### Goal
Write out every record below exactly as it appears.

### Input records
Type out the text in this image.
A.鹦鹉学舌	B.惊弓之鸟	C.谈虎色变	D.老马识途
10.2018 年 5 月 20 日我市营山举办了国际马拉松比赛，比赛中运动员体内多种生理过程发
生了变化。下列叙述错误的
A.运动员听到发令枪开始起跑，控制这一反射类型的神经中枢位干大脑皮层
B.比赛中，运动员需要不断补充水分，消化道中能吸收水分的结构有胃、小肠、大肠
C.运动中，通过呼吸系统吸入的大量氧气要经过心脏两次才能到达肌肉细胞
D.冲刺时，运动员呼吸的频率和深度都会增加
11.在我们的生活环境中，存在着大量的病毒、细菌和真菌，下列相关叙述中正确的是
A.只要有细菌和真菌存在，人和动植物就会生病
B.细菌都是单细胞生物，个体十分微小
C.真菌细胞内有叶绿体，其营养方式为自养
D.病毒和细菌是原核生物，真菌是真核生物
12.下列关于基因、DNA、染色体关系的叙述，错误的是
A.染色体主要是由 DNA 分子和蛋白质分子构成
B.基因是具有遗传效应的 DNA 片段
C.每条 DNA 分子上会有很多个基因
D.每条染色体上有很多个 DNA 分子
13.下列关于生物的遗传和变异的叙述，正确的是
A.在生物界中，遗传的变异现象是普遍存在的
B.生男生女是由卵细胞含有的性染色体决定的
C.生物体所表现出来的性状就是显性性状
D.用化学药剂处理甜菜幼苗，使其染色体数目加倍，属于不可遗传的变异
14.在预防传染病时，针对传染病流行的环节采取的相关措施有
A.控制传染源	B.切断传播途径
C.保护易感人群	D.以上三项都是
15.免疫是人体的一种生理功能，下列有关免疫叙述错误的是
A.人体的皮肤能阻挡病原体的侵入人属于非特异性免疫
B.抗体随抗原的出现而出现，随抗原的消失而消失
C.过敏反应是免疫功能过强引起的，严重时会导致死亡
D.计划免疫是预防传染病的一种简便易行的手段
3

### Finished task
Type out the text in this image.
A.鹦鹉学舌	B.惊弓之鸟	C.谈虎色变	D.老马识途
10.2018 年 5 月 20 日我市营山举办了国际马拉松比赛，比赛中运动员体内多种生理过程发
生了变化。下列叙述错误的
A.运动员听到发令枪开始起跑，控制这一反射类型的神经中枢位干大脑皮层
B.比赛中，运动员需要不断补充水分，消化道中能吸收水分的结构有胃、小肠、大肠
C.运动中，通过呼吸系统吸入的大量氧气要经过心脏两次才能到达肌肉细胞
D.冲刺时，运动员呼吸的频率和深度都会增加
11.在我们的生活环境中，存在着大量的病毒、细菌和真菌，下列相关叙述中正确的是
A.只要有细菌和真菌存在，人和动植物就会生病
B.细菌都是单细胞生物，个体十分微小
C.真菌细胞内有叶绿体，其营养方式为自养
D.病毒和细菌是原核生物，真菌是真核生物
12.下列关于基因、DNA、染色体关系的叙述，错误的是
A.染色体主要是由 DNA 分子和蛋白质分子构成
B.基因是具有遗传效应的 DNA 片段
C.每条 DNA 分子上会有很多个基因
D.每条染色体上有很多个 DNA 分子
13.下列关于生物的遗传和变异的叙述，正确的是
A.在生物界中，遗传的变异现象是普遍存在的
B.生男生女是由卵细胞含有的性染色体决定的
C.生物体所表现出来的性状就是显性性状
D.用化学药剂处理甜菜幼苗，使其染色体数目加倍，属于不可遗传的变异
14.在预防传染病时，针对传染病流行的环节采取的相关措施有
A.控制传染源	B.切断传播途径
C.保护易感人群	D.以上三项都是
15.免疫是人体的一种生理功能，下列有关免疫叙述错误的是
A.人体的皮肤能阻挡病原体的侵入人属于非特异性免疫
B.抗体随抗原的出现而出现，随抗原的消失而消失
C.过敏反应是免疫功能过强引起的，严重时会导致死亡
D.计划免疫是预防传染病的一种简便易行的手段
3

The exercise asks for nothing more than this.